— START Input records —

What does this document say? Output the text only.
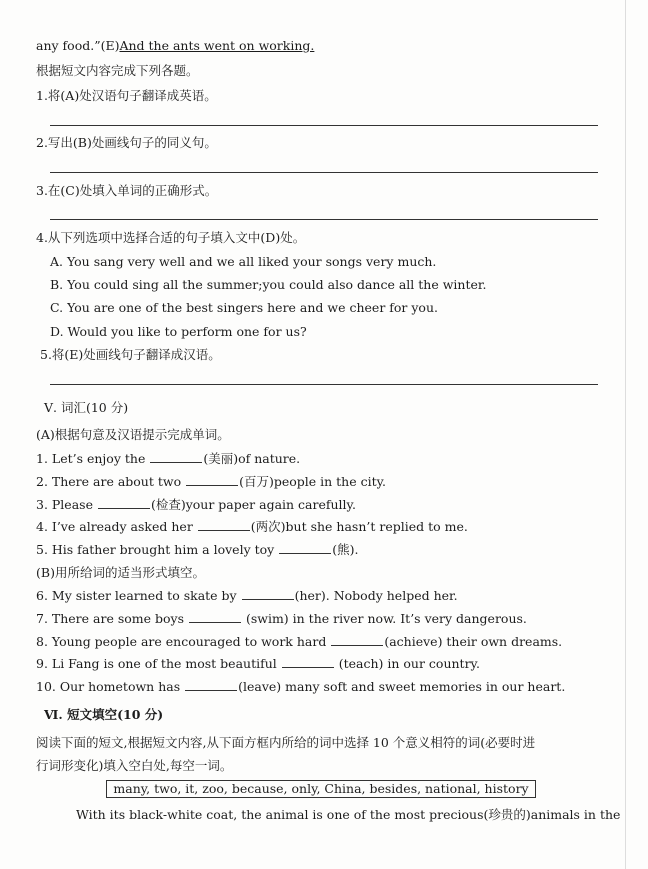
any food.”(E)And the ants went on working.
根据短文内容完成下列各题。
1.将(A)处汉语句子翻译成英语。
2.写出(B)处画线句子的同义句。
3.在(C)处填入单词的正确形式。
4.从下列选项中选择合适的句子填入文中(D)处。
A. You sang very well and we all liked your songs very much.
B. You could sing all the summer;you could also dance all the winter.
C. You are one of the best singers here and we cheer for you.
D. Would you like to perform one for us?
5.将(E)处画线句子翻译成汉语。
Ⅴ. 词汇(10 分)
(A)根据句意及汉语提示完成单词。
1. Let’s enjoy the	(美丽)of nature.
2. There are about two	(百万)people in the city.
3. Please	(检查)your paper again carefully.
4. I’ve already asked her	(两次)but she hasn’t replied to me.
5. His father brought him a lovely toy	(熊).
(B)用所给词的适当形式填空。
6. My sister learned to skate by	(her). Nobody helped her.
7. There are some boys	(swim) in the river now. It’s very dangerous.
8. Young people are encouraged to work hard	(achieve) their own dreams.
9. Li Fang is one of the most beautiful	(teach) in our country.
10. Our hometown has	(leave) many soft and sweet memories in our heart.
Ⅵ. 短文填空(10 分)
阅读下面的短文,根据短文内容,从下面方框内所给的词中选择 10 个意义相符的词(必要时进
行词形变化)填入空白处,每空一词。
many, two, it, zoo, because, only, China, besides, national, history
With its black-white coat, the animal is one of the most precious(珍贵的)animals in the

— END Input records —

▶ **Your goal**
What comes back should match the records exactly, minus any pictures.

▶ **Response for this exercise**
What does this document say? Output the text only.
any food.”(E)And the ants went on working.
根据短文内容完成下列各题。
1.将(A)处汉语句子翻译成英语。
2.写出(B)处画线句子的同义句。
3.在(C)处填入单词的正确形式。
4.从下列选项中选择合适的句子填入文中(D)处。
A. You sang very well and we all liked your songs very much.
B. You could sing all the summer;you could also dance all the winter.
C. You are one of the best singers here and we cheer for you.
D. Would you like to perform one for us?
5.将(E)处画线句子翻译成汉语。
Ⅴ. 词汇(10 分)
(A)根据句意及汉语提示完成单词。
1. Let’s enjoy the	(美丽)of nature.
2. There are about two	(百万)people in the city.
3. Please	(检查)your paper again carefully.
4. I’ve already asked her	(两次)but she hasn’t replied to me.
5. His father brought him a lovely toy	(熊).
(B)用所给词的适当形式填空。
6. My sister learned to skate by	(her). Nobody helped her.
7. There are some boys	(swim) in the river now. It’s very dangerous.
8. Young people are encouraged to work hard	(achieve) their own dreams.
9. Li Fang is one of the most beautiful	(teach) in our country.
10. Our hometown has	(leave) many soft and sweet memories in our heart.
Ⅵ. 短文填空(10 分)
阅读下面的短文,根据短文内容,从下面方框内所给的词中选择 10 个意义相符的词(必要时进
行词形变化)填入空白处,每空一词。
many, two, it, zoo, because, only, China, besides, national, history
With its black-white coat, the animal is one of the most precious(珍贵的)animals in the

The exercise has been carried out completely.